▶ _Task goal_:
Look for the string "นและควบค" and copy every line that has it.

+++ Data

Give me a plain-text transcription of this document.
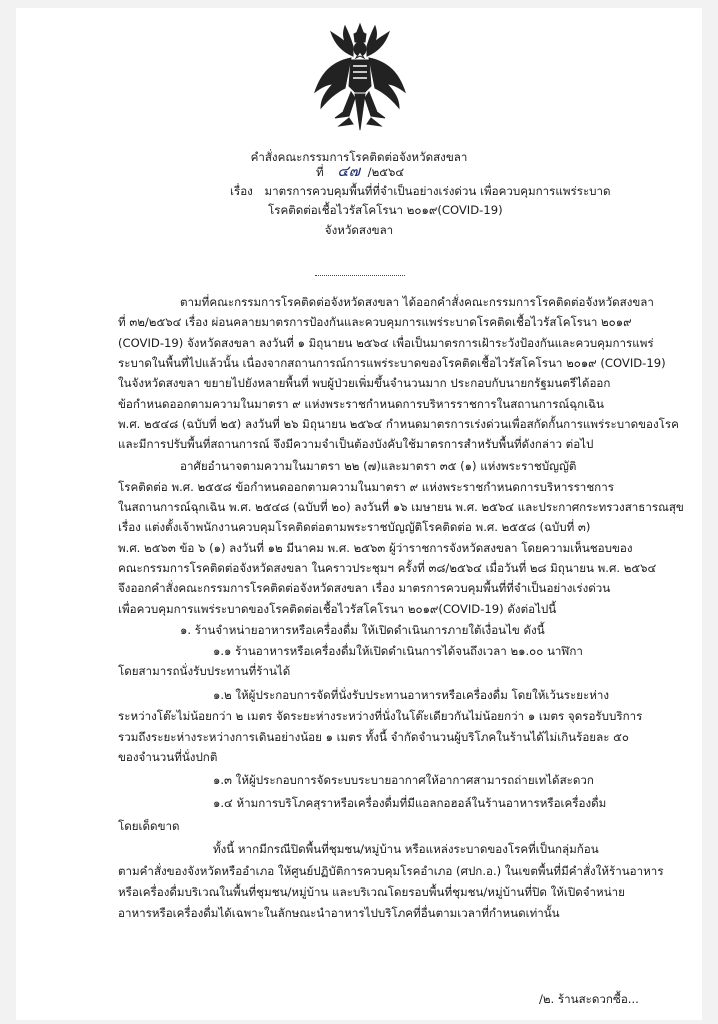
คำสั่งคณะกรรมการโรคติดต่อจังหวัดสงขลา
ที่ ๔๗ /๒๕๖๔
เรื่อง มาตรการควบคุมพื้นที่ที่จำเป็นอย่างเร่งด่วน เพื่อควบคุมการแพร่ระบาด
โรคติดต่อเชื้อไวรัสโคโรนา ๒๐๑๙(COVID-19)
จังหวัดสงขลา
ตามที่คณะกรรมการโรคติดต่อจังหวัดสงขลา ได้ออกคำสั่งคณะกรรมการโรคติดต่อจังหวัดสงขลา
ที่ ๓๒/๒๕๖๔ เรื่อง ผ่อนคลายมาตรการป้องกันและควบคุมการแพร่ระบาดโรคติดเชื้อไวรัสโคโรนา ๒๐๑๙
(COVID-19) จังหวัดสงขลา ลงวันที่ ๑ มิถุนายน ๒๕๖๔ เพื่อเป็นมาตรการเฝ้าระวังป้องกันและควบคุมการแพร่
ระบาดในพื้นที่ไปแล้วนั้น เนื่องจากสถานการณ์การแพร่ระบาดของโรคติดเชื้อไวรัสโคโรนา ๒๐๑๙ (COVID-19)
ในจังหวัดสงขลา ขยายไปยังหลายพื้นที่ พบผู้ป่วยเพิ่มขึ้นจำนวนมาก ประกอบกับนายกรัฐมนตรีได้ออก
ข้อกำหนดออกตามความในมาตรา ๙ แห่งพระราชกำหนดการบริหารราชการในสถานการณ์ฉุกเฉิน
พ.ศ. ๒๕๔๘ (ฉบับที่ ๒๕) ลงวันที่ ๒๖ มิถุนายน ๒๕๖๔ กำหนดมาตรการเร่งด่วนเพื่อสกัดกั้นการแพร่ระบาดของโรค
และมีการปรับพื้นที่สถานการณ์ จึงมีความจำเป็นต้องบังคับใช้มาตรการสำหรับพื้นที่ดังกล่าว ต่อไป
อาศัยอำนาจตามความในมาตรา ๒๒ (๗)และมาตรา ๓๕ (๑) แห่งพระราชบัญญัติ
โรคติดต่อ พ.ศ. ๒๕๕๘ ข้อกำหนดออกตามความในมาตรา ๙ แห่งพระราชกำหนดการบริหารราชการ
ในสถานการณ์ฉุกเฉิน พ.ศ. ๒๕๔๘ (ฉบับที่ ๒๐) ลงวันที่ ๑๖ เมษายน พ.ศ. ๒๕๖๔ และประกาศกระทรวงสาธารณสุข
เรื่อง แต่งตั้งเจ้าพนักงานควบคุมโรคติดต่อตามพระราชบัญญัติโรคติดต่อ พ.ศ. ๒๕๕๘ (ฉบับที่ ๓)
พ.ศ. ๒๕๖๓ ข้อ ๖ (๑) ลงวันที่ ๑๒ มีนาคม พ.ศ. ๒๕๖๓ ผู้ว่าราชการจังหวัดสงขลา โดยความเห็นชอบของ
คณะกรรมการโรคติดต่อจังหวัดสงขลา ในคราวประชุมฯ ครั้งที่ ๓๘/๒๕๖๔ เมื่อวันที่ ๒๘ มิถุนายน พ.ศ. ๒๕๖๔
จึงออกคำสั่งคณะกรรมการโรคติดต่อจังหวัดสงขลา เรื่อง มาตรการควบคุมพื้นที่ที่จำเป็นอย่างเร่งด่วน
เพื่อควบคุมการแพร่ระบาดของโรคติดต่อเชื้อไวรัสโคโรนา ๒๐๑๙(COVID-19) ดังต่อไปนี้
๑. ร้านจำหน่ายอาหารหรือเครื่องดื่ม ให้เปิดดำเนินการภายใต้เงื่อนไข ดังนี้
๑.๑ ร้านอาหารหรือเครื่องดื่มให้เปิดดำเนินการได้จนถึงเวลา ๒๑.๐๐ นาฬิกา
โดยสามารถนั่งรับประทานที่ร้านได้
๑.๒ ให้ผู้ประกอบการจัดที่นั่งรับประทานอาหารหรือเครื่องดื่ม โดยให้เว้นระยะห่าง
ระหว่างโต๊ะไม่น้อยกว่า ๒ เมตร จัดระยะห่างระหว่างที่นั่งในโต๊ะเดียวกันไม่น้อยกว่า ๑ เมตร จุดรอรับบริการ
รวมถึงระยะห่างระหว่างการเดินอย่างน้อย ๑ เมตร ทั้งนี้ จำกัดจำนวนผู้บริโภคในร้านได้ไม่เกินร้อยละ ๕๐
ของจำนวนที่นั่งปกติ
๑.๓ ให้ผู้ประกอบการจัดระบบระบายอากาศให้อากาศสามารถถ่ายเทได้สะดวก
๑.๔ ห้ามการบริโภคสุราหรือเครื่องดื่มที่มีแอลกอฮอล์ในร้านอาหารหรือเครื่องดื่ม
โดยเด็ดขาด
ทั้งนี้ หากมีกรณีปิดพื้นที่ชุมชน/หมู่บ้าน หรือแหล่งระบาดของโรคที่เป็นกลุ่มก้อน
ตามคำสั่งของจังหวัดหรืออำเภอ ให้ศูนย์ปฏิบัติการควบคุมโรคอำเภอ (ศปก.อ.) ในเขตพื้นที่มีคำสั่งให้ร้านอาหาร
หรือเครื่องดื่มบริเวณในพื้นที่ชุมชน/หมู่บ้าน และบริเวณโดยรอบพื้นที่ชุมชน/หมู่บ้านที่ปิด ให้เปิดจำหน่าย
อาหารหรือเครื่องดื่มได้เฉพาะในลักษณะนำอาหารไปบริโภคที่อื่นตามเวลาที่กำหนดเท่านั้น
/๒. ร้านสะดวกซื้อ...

++++++
+++ Data

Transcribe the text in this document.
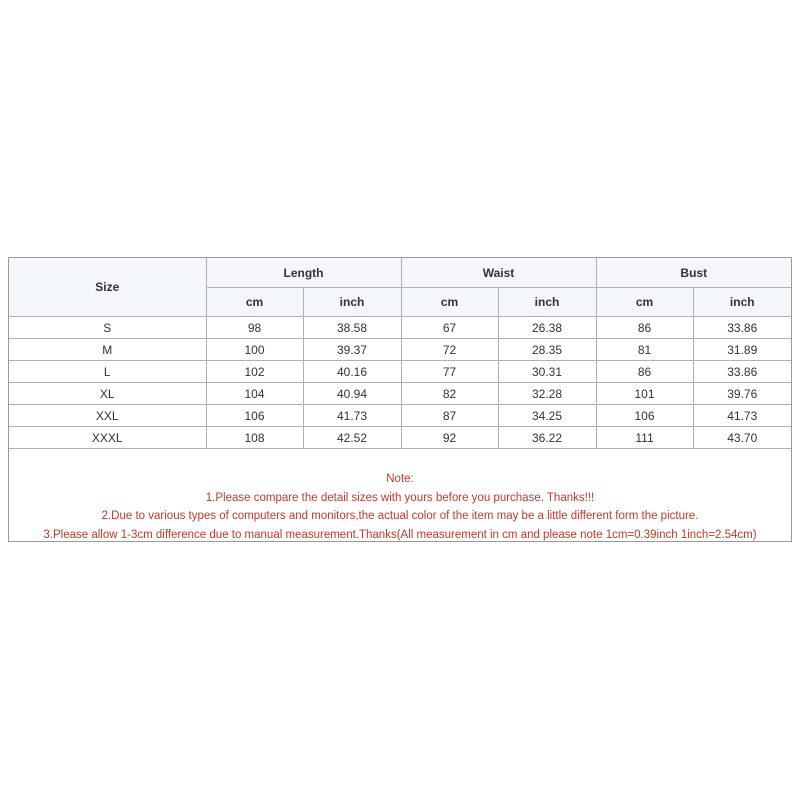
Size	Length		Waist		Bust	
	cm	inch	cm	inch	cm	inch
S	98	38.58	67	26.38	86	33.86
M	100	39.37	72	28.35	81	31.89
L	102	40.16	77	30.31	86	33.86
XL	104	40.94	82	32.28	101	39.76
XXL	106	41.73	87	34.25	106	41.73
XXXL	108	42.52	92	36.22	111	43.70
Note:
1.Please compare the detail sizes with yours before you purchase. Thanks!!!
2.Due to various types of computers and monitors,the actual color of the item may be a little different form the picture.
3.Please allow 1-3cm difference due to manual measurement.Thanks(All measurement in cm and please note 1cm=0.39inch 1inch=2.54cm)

++++++

▶ _Output for this exercise_:
ที่ ๓๒/๒๕๖๔ เรื่อง ผ่อนคลายมาตรการป้องกันและควบคุมการแพร่ระบาดโรคติดเชื้อไวรัสโคโรนา ๒๐๑๙
(COVID-19) จังหวัดสงขลา ลงวันที่ ๑ มิถุนายน ๒๕๖๔ เพื่อเป็นมาตรการเฝ้าระวังป้องกันและควบคุมการแพร่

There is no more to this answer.